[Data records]
--- Begin ---
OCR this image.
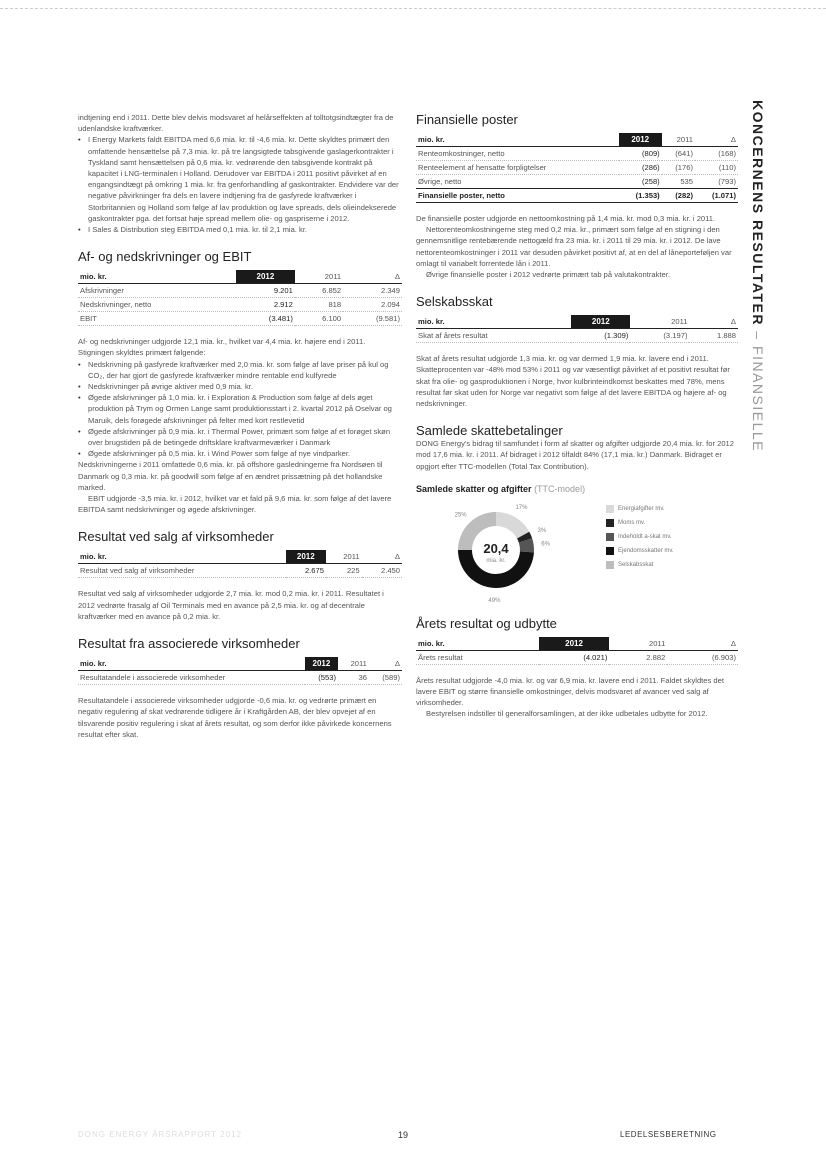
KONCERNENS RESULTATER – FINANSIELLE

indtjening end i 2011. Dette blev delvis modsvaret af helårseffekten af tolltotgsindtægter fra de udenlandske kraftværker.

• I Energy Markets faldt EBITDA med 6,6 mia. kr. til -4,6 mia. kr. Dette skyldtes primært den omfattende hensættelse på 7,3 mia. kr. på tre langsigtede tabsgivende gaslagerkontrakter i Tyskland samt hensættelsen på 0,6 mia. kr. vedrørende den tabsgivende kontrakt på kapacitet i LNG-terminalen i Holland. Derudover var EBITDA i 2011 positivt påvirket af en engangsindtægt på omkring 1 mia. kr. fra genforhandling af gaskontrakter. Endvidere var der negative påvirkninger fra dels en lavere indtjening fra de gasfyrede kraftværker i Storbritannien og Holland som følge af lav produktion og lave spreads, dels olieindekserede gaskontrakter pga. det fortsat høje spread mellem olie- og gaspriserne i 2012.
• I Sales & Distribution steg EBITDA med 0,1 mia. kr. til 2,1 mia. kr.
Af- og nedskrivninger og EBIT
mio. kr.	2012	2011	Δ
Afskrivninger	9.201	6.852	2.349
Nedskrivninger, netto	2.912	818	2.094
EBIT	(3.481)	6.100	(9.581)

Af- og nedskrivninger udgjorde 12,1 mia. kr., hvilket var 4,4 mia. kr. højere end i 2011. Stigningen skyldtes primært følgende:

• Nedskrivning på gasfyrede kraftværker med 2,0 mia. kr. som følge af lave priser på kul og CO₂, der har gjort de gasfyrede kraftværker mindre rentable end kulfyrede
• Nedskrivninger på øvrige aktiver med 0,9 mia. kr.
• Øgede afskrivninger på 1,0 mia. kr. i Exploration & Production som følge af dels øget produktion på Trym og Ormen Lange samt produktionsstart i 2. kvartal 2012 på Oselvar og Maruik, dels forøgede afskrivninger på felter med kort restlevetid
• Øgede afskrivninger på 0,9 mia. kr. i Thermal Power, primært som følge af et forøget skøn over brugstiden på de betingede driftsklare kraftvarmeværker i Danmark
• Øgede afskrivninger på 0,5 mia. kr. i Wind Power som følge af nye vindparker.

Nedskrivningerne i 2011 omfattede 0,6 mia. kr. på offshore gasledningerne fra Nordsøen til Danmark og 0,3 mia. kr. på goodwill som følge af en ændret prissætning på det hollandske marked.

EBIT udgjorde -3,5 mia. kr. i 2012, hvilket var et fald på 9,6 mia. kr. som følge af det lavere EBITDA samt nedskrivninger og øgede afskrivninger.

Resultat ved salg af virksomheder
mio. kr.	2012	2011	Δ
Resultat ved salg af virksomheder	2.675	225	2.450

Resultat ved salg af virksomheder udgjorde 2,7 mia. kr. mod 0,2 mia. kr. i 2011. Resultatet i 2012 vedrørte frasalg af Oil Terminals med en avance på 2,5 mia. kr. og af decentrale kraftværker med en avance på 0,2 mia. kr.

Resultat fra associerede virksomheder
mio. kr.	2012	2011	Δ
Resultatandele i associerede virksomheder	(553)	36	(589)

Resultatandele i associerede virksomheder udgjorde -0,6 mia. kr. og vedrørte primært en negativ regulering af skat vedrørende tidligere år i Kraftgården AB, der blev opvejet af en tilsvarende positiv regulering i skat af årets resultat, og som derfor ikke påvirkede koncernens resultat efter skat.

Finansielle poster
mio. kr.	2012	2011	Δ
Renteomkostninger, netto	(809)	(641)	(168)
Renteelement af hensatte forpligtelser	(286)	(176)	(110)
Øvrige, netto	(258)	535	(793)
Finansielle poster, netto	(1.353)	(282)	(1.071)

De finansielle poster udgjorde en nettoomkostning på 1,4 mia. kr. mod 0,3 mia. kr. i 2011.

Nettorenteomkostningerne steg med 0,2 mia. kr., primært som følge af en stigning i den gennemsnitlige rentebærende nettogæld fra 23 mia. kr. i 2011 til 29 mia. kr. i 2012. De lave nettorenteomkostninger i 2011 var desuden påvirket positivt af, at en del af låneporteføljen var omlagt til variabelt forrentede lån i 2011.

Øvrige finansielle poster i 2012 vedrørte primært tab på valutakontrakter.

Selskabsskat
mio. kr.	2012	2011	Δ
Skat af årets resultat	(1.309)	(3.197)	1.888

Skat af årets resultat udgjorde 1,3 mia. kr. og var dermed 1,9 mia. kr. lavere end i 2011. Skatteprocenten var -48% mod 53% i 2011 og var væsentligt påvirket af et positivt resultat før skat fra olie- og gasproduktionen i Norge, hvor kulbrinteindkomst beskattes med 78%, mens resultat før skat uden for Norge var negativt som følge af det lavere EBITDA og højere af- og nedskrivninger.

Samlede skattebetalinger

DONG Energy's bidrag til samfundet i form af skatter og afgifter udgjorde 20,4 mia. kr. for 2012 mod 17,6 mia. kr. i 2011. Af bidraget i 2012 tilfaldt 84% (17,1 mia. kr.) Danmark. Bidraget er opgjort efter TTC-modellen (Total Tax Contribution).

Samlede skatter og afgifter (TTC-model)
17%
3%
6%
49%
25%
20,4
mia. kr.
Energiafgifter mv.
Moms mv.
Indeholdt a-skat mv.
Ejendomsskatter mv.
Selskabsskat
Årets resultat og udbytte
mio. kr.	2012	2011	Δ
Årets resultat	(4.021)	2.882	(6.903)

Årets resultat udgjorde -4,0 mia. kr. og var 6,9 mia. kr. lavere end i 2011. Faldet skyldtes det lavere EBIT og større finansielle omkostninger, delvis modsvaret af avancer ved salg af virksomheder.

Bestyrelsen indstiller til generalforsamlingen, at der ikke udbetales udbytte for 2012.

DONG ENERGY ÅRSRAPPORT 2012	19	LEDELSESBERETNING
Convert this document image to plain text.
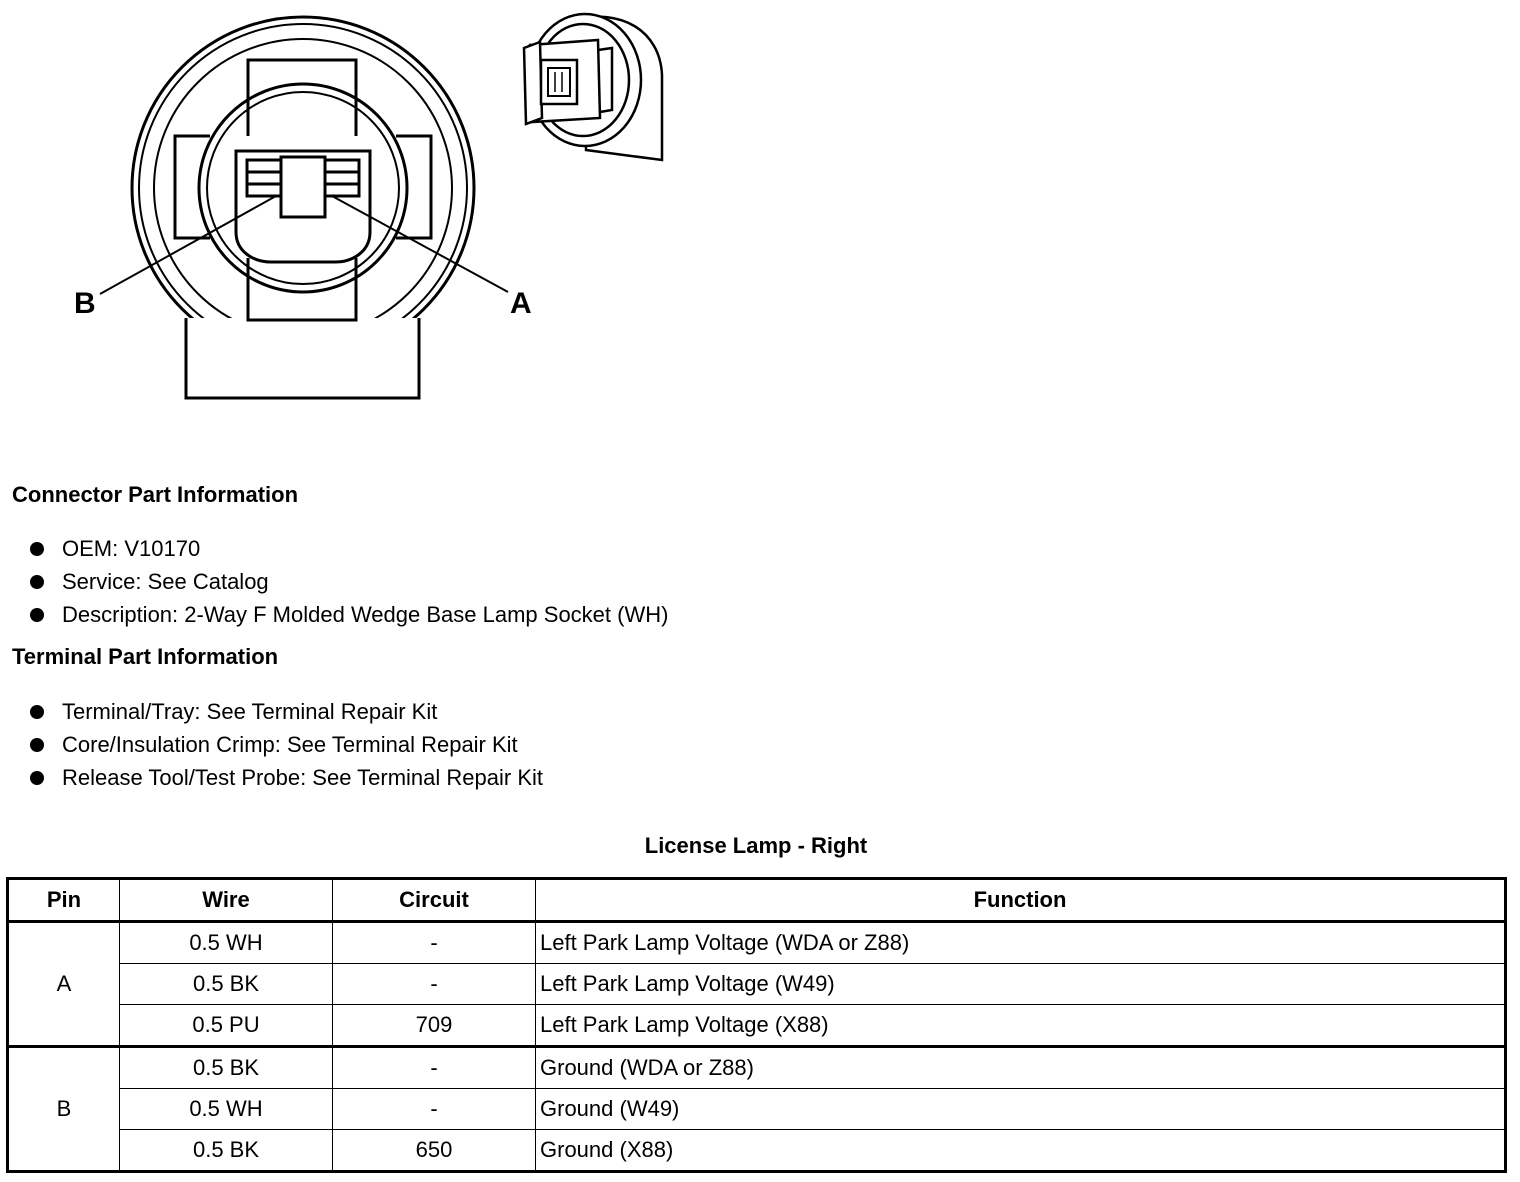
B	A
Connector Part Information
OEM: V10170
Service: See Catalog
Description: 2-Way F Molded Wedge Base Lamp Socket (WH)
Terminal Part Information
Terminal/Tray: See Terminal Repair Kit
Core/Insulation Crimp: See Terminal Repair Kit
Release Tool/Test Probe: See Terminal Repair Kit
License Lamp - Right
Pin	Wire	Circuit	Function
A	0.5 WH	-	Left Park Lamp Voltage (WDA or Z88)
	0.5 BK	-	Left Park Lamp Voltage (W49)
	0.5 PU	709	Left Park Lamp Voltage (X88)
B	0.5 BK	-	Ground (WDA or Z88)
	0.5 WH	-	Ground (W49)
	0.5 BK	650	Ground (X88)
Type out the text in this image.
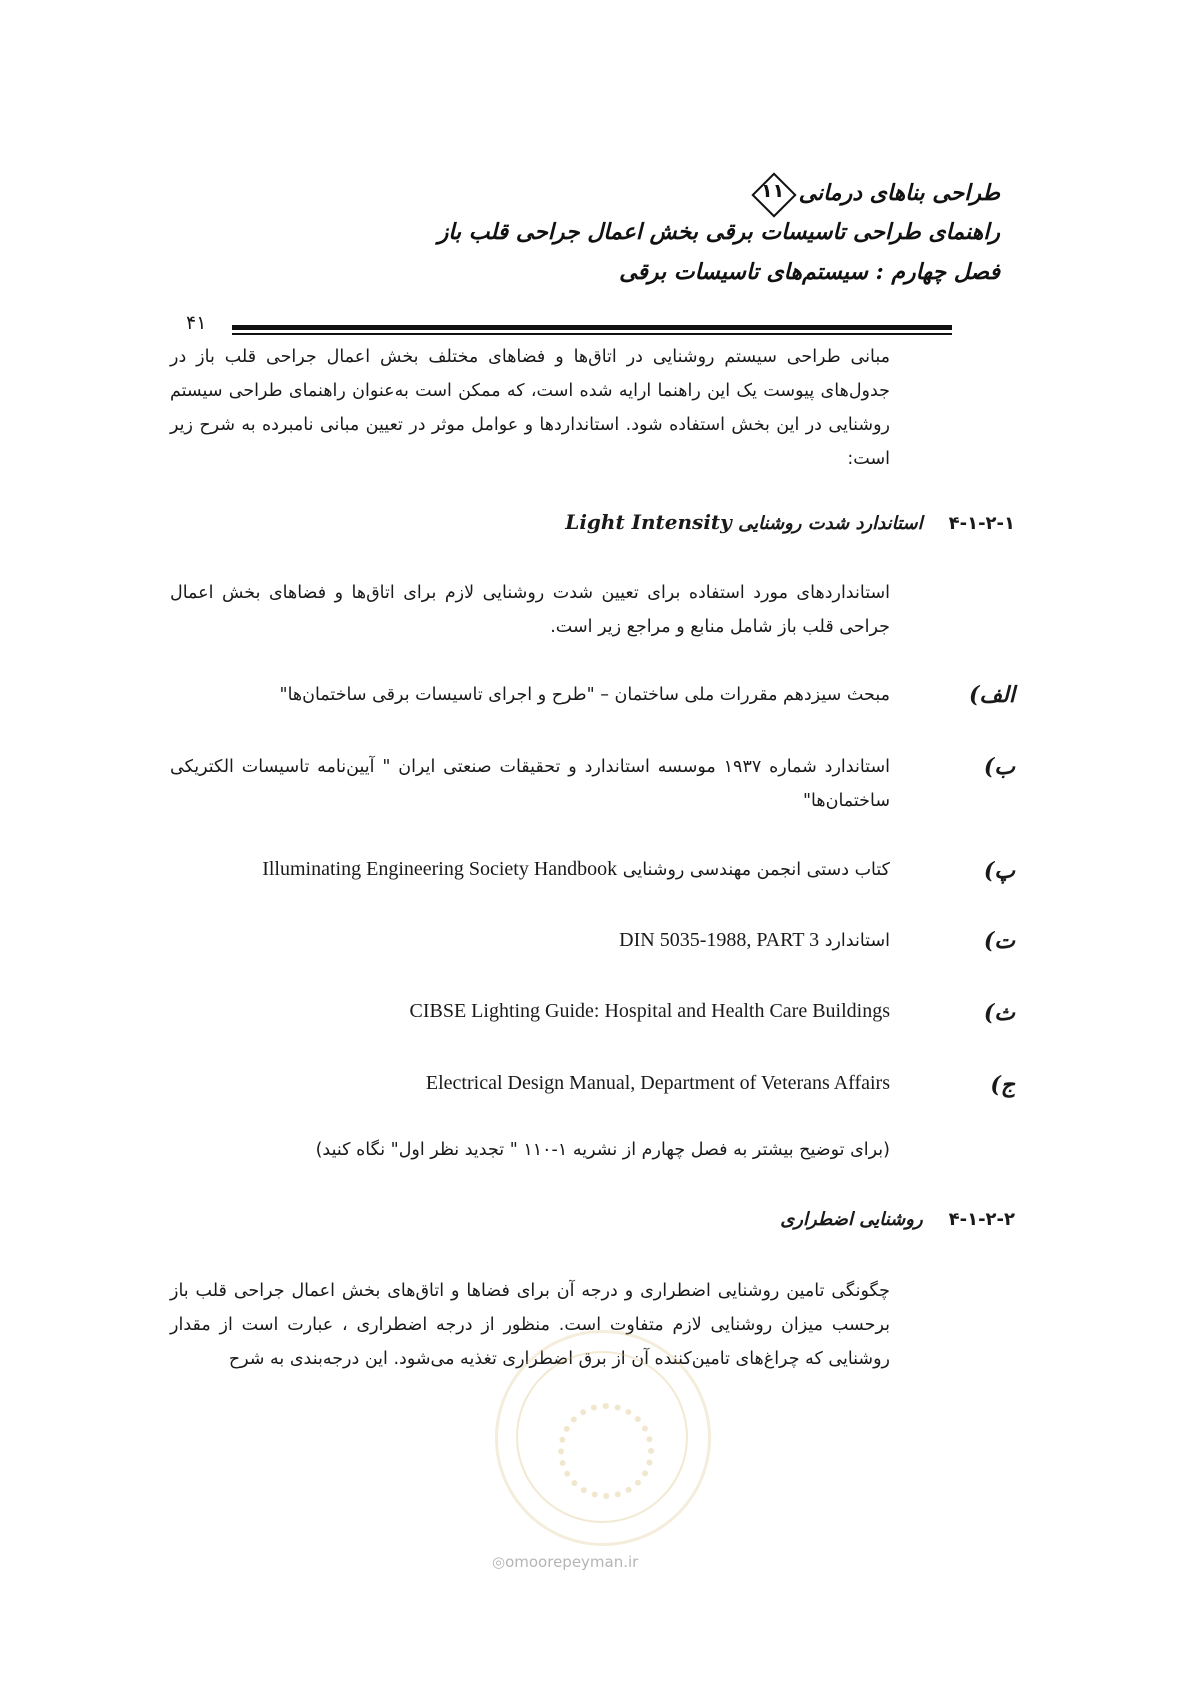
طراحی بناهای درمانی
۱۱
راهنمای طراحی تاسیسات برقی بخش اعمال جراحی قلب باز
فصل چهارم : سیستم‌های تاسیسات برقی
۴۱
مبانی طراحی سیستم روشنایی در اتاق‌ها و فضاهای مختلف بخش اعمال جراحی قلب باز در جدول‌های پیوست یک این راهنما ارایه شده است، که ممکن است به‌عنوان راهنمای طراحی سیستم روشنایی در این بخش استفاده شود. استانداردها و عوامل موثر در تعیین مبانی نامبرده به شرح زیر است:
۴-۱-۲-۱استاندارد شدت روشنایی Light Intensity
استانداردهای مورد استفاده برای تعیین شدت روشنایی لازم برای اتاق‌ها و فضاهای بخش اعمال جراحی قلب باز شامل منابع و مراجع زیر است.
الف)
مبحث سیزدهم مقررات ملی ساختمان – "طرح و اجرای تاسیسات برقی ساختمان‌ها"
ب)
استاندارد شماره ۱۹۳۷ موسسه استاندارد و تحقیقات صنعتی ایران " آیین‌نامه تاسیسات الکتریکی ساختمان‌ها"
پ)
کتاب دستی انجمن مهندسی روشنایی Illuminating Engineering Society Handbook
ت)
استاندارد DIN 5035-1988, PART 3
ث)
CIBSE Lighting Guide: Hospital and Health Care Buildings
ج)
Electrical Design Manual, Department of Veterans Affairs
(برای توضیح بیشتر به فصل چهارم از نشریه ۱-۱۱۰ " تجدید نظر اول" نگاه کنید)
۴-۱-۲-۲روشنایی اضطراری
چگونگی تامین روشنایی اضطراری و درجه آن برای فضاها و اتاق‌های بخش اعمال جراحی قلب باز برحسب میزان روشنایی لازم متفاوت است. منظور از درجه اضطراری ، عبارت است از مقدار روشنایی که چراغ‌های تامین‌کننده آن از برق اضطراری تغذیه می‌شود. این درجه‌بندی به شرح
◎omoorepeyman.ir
--- End ---
■ **Problem**
Pull every line holding "blev" out of the records.

■ **Task answer**
indtjening end i 2011. Dette blev delvis modsvaret af helårseffekten af tolltotgsindtægter fra de udenlandske kraftværker.
Resultatandele i associerede virksomheder udgjorde -0,6 mia. kr. og vedrørte primært en negativ regulering af skat vedrørende tidligere år i Kraftgården AB, der blev opvejet af en tilsvarende positiv regulering i skat af årets resultat, og som derfor ikke påvirkede koncernens resultat efter skat.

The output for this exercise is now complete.